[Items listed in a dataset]

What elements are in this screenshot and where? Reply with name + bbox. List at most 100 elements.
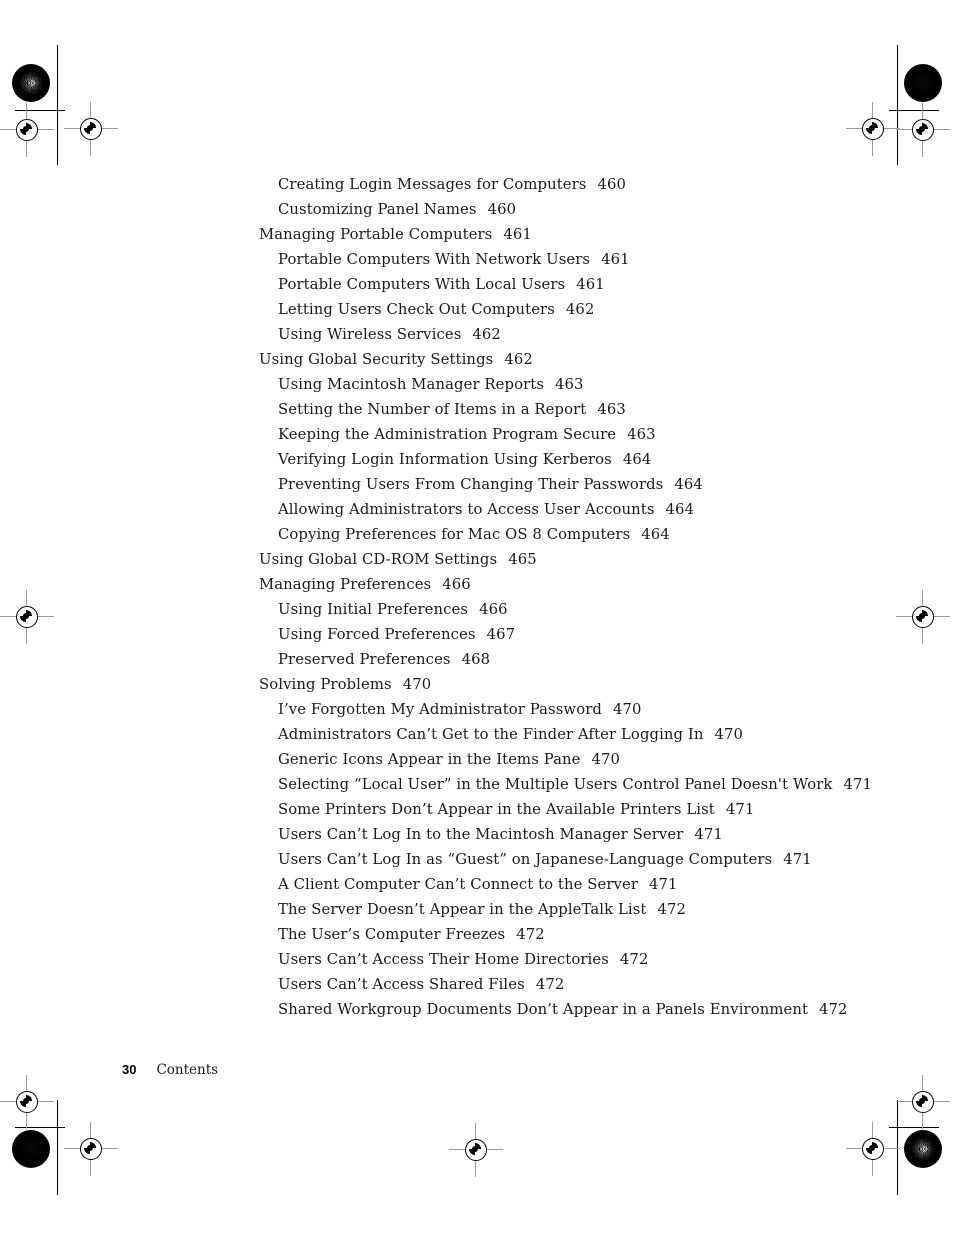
table-of-contents: Creating Login Messages for Computers 460… xyxy=(259,172,899,1022)
toc-entry[interactable]: Creating Login Messages for Computers 460 xyxy=(259,172,899,197)
toc-entry-page-number: 466 xyxy=(442,576,471,593)
toc-entry-page-number: 466 xyxy=(479,601,508,618)
toc-entry[interactable]: Using Forced Preferences 467 xyxy=(259,622,899,647)
toc-entry-title: Preserved Preferences xyxy=(278,651,451,668)
toc-entry-page-number: 468 xyxy=(461,651,491,668)
toc-entry-page-number: 465 xyxy=(508,551,537,568)
toc-entry-page-number: 471 xyxy=(725,801,755,818)
density-burst-bottom-left xyxy=(12,1130,50,1168)
density-burst-bottom-right xyxy=(904,1130,942,1168)
toc-entry[interactable]: Some Printers Don’t Appear in the Availa… xyxy=(259,797,899,822)
registration-mark-bottom-right xyxy=(846,1122,900,1176)
toc-entry-page-number: 472 xyxy=(819,1001,848,1018)
toc-entry-page-number: 463 xyxy=(627,426,656,443)
registration-mark-bottom-center xyxy=(449,1123,503,1177)
toc-entry[interactable]: I’ve Forgotten My Administrator Password… xyxy=(259,697,899,722)
density-burst-top-left xyxy=(12,64,50,102)
toc-entry[interactable]: Keeping the Administration Program Secur… xyxy=(259,422,899,447)
toc-entry-title: Keeping the Administration Program Secur… xyxy=(278,426,617,443)
density-burst-top-right xyxy=(904,64,942,102)
toc-entry[interactable]: Users Can’t Access Shared Files 472 xyxy=(259,972,899,997)
trim-line-left-top xyxy=(57,45,58,165)
toc-entry-page-number: 471 xyxy=(649,876,678,893)
registration-mark-top-right-outer xyxy=(896,103,950,157)
toc-entry-page-number: 463 xyxy=(597,401,626,418)
toc-entry[interactable]: Using Global Security Settings 462 xyxy=(259,347,899,372)
toc-entry[interactable]: The Server Doesn’t Appear in the AppleTa… xyxy=(259,897,899,922)
toc-entry-page-number: 472 xyxy=(516,926,545,943)
registration-mark-mid-left xyxy=(0,590,54,644)
registration-mark-bottom-right-outer xyxy=(896,1075,950,1129)
toc-entry-title: Using Global Security Settings xyxy=(259,351,494,368)
toc-entry[interactable]: Users Can’t Log In to the Macintosh Mana… xyxy=(259,822,899,847)
toc-entry-page-number: 464 xyxy=(665,501,695,518)
toc-entry-page-number: 461 xyxy=(576,276,605,293)
toc-entry[interactable]: Administrators Can’t Get to the Finder A… xyxy=(259,722,899,747)
toc-entry[interactable]: Using Macintosh Manager Reports 463 xyxy=(259,372,899,397)
toc-entry-title: Using Macintosh Manager Reports xyxy=(278,376,545,393)
toc-entry-page-number: 467 xyxy=(486,626,516,643)
registration-mark-bottom-left xyxy=(0,1075,54,1129)
toc-entry-page-number: 470 xyxy=(591,751,621,768)
toc-entry-title: Using Global CD-ROM Settings xyxy=(259,551,498,568)
toc-entry-page-number: 470 xyxy=(612,701,642,718)
footer-section-label: Contents xyxy=(156,1062,219,1078)
toc-entry-title: Managing Preferences xyxy=(259,576,432,593)
toc-entry[interactable]: Users Can’t Log In as “Guest” on Japanes… xyxy=(259,847,899,872)
toc-entry-page-number: 472 xyxy=(535,976,565,993)
toc-entry-title: Setting the Number of Items in a Report xyxy=(278,401,587,418)
toc-entry[interactable]: Using Wireless Services 462 xyxy=(259,322,899,347)
registration-mark-bottom-left-inner xyxy=(64,1122,118,1176)
toc-entry-title: Using Initial Preferences xyxy=(278,601,469,618)
toc-entry-title: Solving Problems xyxy=(259,676,392,693)
toc-entry-title: Letting Users Check Out Computers xyxy=(278,301,555,318)
toc-entry-title: Portable Computers With Local Users xyxy=(278,276,566,293)
toc-entry[interactable]: Managing Preferences 466 xyxy=(259,572,899,597)
toc-entry[interactable]: Portable Computers With Local Users 461 xyxy=(259,272,899,297)
registration-mark-top-left-outer xyxy=(0,103,54,157)
toc-entry[interactable]: Copying Preferences for Mac OS 8 Compute… xyxy=(259,522,899,547)
toc-entry[interactable]: The User’s Computer Freezes 472 xyxy=(259,922,899,947)
toc-entry-page-number: 460 xyxy=(487,201,517,218)
toc-entry[interactable]: Setting the Number of Items in a Report 4… xyxy=(259,397,899,422)
toc-entry-title: Creating Login Messages for Computers xyxy=(278,176,587,193)
toc-entry-page-number: 472 xyxy=(657,901,687,918)
toc-entry[interactable]: Portable Computers With Network Users 461 xyxy=(259,247,899,272)
toc-entry-page-number: 471 xyxy=(783,851,812,868)
toc-entry[interactable]: Managing Portable Computers 461 xyxy=(259,222,899,247)
toc-entry-title: I’ve Forgotten My Administrator Password xyxy=(278,701,602,718)
toc-entry[interactable]: Preserved Preferences 468 xyxy=(259,647,899,672)
toc-entry[interactable]: Users Can’t Access Their Home Directorie… xyxy=(259,947,899,972)
toc-entry[interactable]: Selecting “Local User” in the Multiple U… xyxy=(259,772,899,797)
toc-entry-title: Generic Icons Appear in the Items Pane xyxy=(278,751,581,768)
toc-entry-page-number: 460 xyxy=(597,176,627,193)
toc-entry-title: Users Can’t Access Their Home Directorie… xyxy=(278,951,609,968)
toc-entry-title: Using Forced Preferences xyxy=(278,626,476,643)
toc-entry-title: The User’s Computer Freezes xyxy=(278,926,506,943)
toc-entry-page-number: 470 xyxy=(714,726,744,743)
toc-entry[interactable]: Shared Workgroup Documents Don’t Appear … xyxy=(259,997,899,1022)
toc-entry-title: Some Printers Don’t Appear in the Availa… xyxy=(278,801,715,818)
toc-entry[interactable]: Using Global CD-ROM Settings 465 xyxy=(259,547,899,572)
toc-entry[interactable]: Customizing Panel Names 460 xyxy=(259,197,899,222)
toc-entry-title: Managing Portable Computers xyxy=(259,226,493,243)
toc-entry-page-number: 463 xyxy=(555,376,584,393)
toc-entry-page-number: 464 xyxy=(622,451,652,468)
toc-entry-page-number: 461 xyxy=(601,251,630,268)
trim-line-left-bottom xyxy=(57,1100,58,1195)
toc-entry[interactable]: Letting Users Check Out Computers 462 xyxy=(259,297,899,322)
toc-entry-title: Allowing Administrators to Access User A… xyxy=(278,501,655,518)
toc-entry[interactable]: A Client Computer Can’t Connect to the S… xyxy=(259,872,899,897)
registration-mark-top-left xyxy=(64,102,118,156)
toc-entry-title: Preventing Users From Changing Their Pas… xyxy=(278,476,664,493)
toc-entry[interactable]: Solving Problems 470 xyxy=(259,672,899,697)
registration-mark-mid-right xyxy=(896,590,950,644)
toc-entry[interactable]: Using Initial Preferences 466 xyxy=(259,597,899,622)
toc-entry[interactable]: Preventing Users From Changing Their Pas… xyxy=(259,472,899,497)
toc-entry-title: Users Can’t Log In as “Guest” on Japanes… xyxy=(278,851,773,868)
toc-entry[interactable]: Generic Icons Appear in the Items Pane 47… xyxy=(259,747,899,772)
toc-entry-page-number: 462 xyxy=(472,326,501,343)
toc-entry-page-number: 470 xyxy=(402,676,432,693)
toc-entry[interactable]: Allowing Administrators to Access User A… xyxy=(259,497,899,522)
toc-entry[interactable]: Verifying Login Information Using Kerber… xyxy=(259,447,899,472)
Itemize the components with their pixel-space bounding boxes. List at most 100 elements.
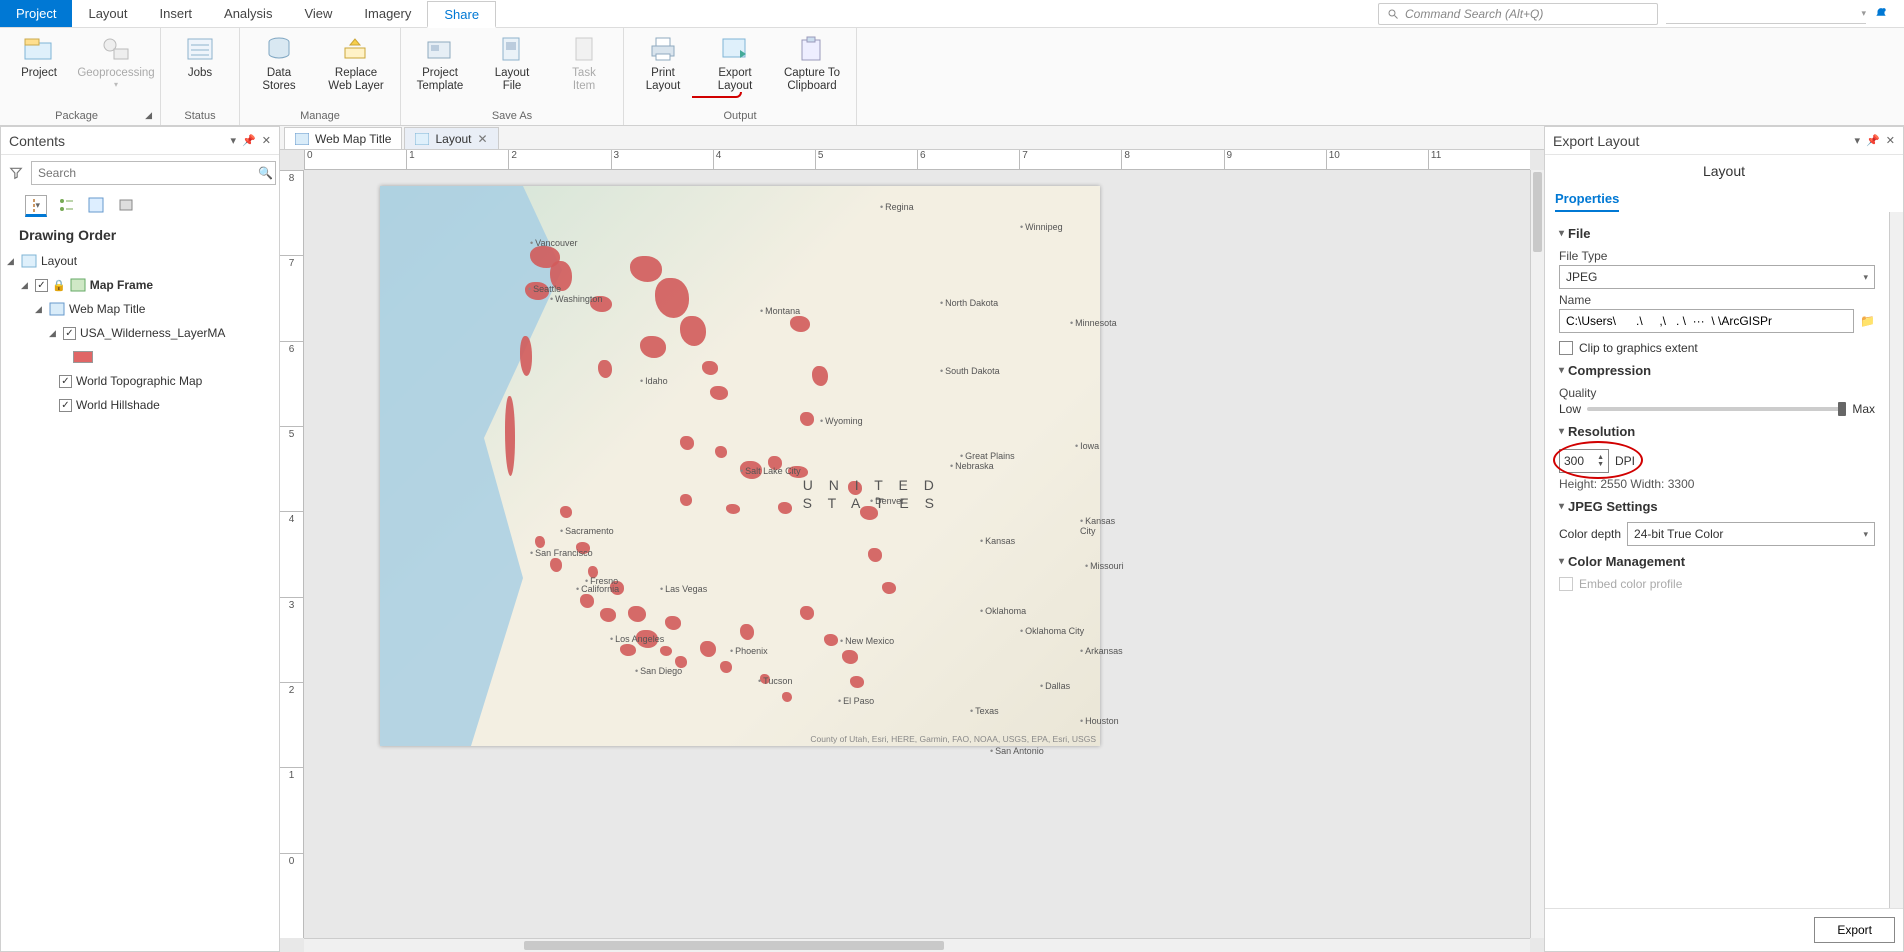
menu-tab-layout[interactable]: Layout bbox=[72, 0, 143, 27]
ribbon-group-manage: Data Stores Replace Web Layer Manage bbox=[240, 28, 401, 125]
section-color-management[interactable]: Color Management bbox=[1559, 546, 1875, 573]
ribbon-btn-project[interactable]: Project bbox=[8, 32, 70, 80]
export-button[interactable]: Export bbox=[1814, 917, 1895, 943]
ribbon-btn-project-template[interactable]: Project Template bbox=[409, 32, 471, 93]
list-by-selection-icon[interactable] bbox=[85, 195, 107, 217]
tree-row-basemap2[interactable]: ✓ World Hillshade bbox=[7, 393, 273, 417]
layout-page[interactable]: VancouverSeattleReginaWinnipegWashington… bbox=[380, 186, 1100, 746]
print-icon bbox=[646, 34, 680, 64]
list-by-drawing-order-icon[interactable] bbox=[25, 195, 47, 217]
ribbon-btn-replace-web-layer[interactable]: Replace Web Layer bbox=[320, 32, 392, 93]
ribbon-btn-jobs[interactable]: Jobs bbox=[169, 32, 231, 80]
checkbox-icon[interactable]: ✓ bbox=[35, 279, 48, 292]
scrollbar-vertical[interactable] bbox=[1530, 170, 1544, 938]
file-type-select[interactable]: JPEG bbox=[1559, 265, 1875, 289]
map-city-label: Seattle bbox=[528, 284, 561, 294]
tree-row-map-frame[interactable]: ◢ ✓ 🔒 Map Frame bbox=[7, 273, 273, 297]
pane-menu-icon[interactable]: ▾ bbox=[231, 134, 237, 147]
scroll-thumb[interactable] bbox=[524, 941, 944, 950]
tree-row-layer[interactable]: ◢ ✓ USA_Wilderness_LayerMA bbox=[7, 321, 273, 345]
search-icon bbox=[1387, 8, 1399, 20]
pane-close-icon[interactable]: ✕ bbox=[1886, 134, 1895, 147]
ribbon-group-label: Save As bbox=[409, 108, 615, 125]
close-tab-icon[interactable]: ✕ bbox=[478, 132, 488, 146]
document-tabs: Web Map Title Layout ✕ bbox=[280, 126, 1544, 150]
main-area: Contents ▾ 📌 ✕ 🔍 Drawing Order ◢ Layout bbox=[0, 126, 1904, 952]
list-by-source-icon[interactable] bbox=[55, 195, 77, 217]
menu-tab-imagery[interactable]: Imagery bbox=[348, 0, 427, 27]
tree-row-layout[interactable]: ◢ Layout bbox=[7, 249, 273, 273]
export-scrollbar[interactable] bbox=[1889, 212, 1903, 908]
section-compression[interactable]: Compression bbox=[1559, 355, 1875, 382]
geoprocessing-icon bbox=[99, 34, 133, 64]
map-city-label: South Dakota bbox=[940, 366, 1000, 376]
document-area: Web Map Title Layout ✕ 01234567891011 87… bbox=[280, 126, 1544, 952]
map-city-label: Kansas City bbox=[1080, 516, 1115, 536]
ribbon-btn-capture-to-clipboard[interactable]: Capture To Clipboard bbox=[776, 32, 848, 93]
list-by-snapping-icon[interactable] bbox=[115, 195, 137, 217]
checkbox-icon[interactable]: ✓ bbox=[59, 399, 72, 412]
doc-tab-label: Layout bbox=[435, 132, 471, 146]
menu-tab-share[interactable]: Share bbox=[427, 1, 496, 28]
data-stores-icon bbox=[262, 34, 296, 64]
quality-slider[interactable] bbox=[1587, 407, 1846, 411]
map-render: VancouverSeattleReginaWinnipegWashington… bbox=[380, 186, 1100, 746]
export-layout-icon bbox=[718, 34, 752, 64]
scroll-thumb[interactable] bbox=[1533, 172, 1542, 252]
name-input[interactable] bbox=[1559, 309, 1854, 333]
spinner-icon[interactable]: ▲▼ bbox=[1597, 454, 1604, 468]
quality-label: Quality bbox=[1559, 382, 1875, 402]
section-resolution[interactable]: Resolution bbox=[1559, 416, 1875, 443]
ribbon: Project Geoprocessing ▾ Package◢ Jobs St… bbox=[0, 28, 1904, 126]
layout-canvas[interactable]: 01234567891011 876543210 VancouverSeattl… bbox=[280, 150, 1544, 952]
doc-tab-layout[interactable]: Layout ✕ bbox=[404, 127, 498, 149]
map-city-label: Great Plains bbox=[960, 451, 1015, 461]
contents-tree: ◢ Layout ◢ ✓ 🔒 Map Frame ◢ Web Map Title… bbox=[1, 249, 279, 423]
checkbox-icon[interactable]: ✓ bbox=[63, 327, 76, 340]
dpi-input[interactable]: 300 ▲▼ bbox=[1559, 449, 1609, 473]
notifications-icon[interactable] bbox=[1874, 7, 1888, 21]
export-footer: Export bbox=[1545, 908, 1903, 951]
map-city-label: Texas bbox=[970, 706, 999, 716]
ribbon-btn-print-layout[interactable]: Print Layout bbox=[632, 32, 694, 93]
color-depth-select[interactable]: 24-bit True Color bbox=[1627, 522, 1875, 546]
ribbon-btn-layout-file[interactable]: Layout File bbox=[481, 32, 543, 93]
webmap-glyph-icon bbox=[49, 302, 65, 316]
map-city-label: Washington bbox=[550, 294, 602, 304]
embed-profile-label: Embed color profile bbox=[1579, 577, 1682, 591]
menu-tab-project[interactable]: Project bbox=[0, 0, 72, 27]
search-icon[interactable]: 🔍 bbox=[258, 166, 273, 180]
browse-folder-icon[interactable]: 📁 bbox=[1860, 314, 1875, 328]
pane-menu-icon[interactable]: ▾ bbox=[1855, 134, 1861, 147]
dialog-launcher-icon[interactable]: ◢ bbox=[145, 110, 152, 121]
user-dropdown[interactable]: ▾ bbox=[1666, 4, 1866, 24]
contents-view-buttons bbox=[1, 191, 279, 217]
tree-row-web-map[interactable]: ◢ Web Map Title bbox=[7, 297, 273, 321]
pane-close-icon[interactable]: ✕ bbox=[262, 134, 271, 147]
menu-tab-insert[interactable]: Insert bbox=[144, 0, 209, 27]
tree-row-basemap1[interactable]: ✓ World Topographic Map bbox=[7, 369, 273, 393]
pane-pin-icon[interactable]: 📌 bbox=[242, 134, 256, 147]
map-icon bbox=[295, 133, 309, 145]
export-tab-properties[interactable]: Properties bbox=[1555, 187, 1619, 212]
slider-thumb[interactable] bbox=[1838, 402, 1846, 416]
scrollbar-horizontal[interactable] bbox=[304, 938, 1530, 952]
section-file[interactable]: File bbox=[1559, 218, 1875, 245]
package-project-icon bbox=[22, 34, 56, 64]
command-search[interactable]: Command Search (Alt+Q) bbox=[1378, 3, 1658, 25]
contents-search-input[interactable] bbox=[31, 161, 276, 185]
pane-pin-icon[interactable]: 📌 bbox=[1866, 134, 1880, 147]
ribbon-group-status: Jobs Status bbox=[161, 28, 240, 125]
doc-tab-web-map[interactable]: Web Map Title bbox=[284, 127, 402, 149]
filter-icon[interactable] bbox=[7, 164, 25, 182]
menu-tab-view[interactable]: View bbox=[288, 0, 348, 27]
tree-label: USA_Wilderness_LayerMA bbox=[80, 326, 225, 340]
menu-tab-analysis[interactable]: Analysis bbox=[208, 0, 288, 27]
clip-checkbox[interactable] bbox=[1559, 341, 1573, 355]
ribbon-btn-data-stores[interactable]: Data Stores bbox=[248, 32, 310, 93]
ribbon-label: Task Item bbox=[572, 67, 596, 93]
section-jpeg-settings[interactable]: JPEG Settings bbox=[1559, 491, 1875, 518]
checkbox-icon[interactable]: ✓ bbox=[59, 375, 72, 388]
lock-icon: 🔒 bbox=[52, 279, 66, 292]
ribbon-btn-export-layout[interactable]: Export Layout bbox=[704, 32, 766, 93]
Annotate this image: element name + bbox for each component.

[TASK DETAILS] Extract every line of the material above that contains the string "registration", matching case exactly.

[WRITTEN RESPONSE]
registration-mark-bottom-right xyxy=(846,1122,900,1176)
registration-mark-bottom-center xyxy=(449,1123,503,1177)
registration-mark-top-right-outer xyxy=(896,103,950,157)
registration-mark-mid-left xyxy=(0,590,54,644)
registration-mark-bottom-right-outer xyxy=(896,1075,950,1129)
registration-mark-bottom-left xyxy=(0,1075,54,1129)
registration-mark-bottom-left-inner xyxy=(64,1122,118,1176)
registration-mark-top-left-outer xyxy=(0,103,54,157)
registration-mark-top-left xyxy=(64,102,118,156)
registration-mark-mid-right xyxy=(896,590,950,644)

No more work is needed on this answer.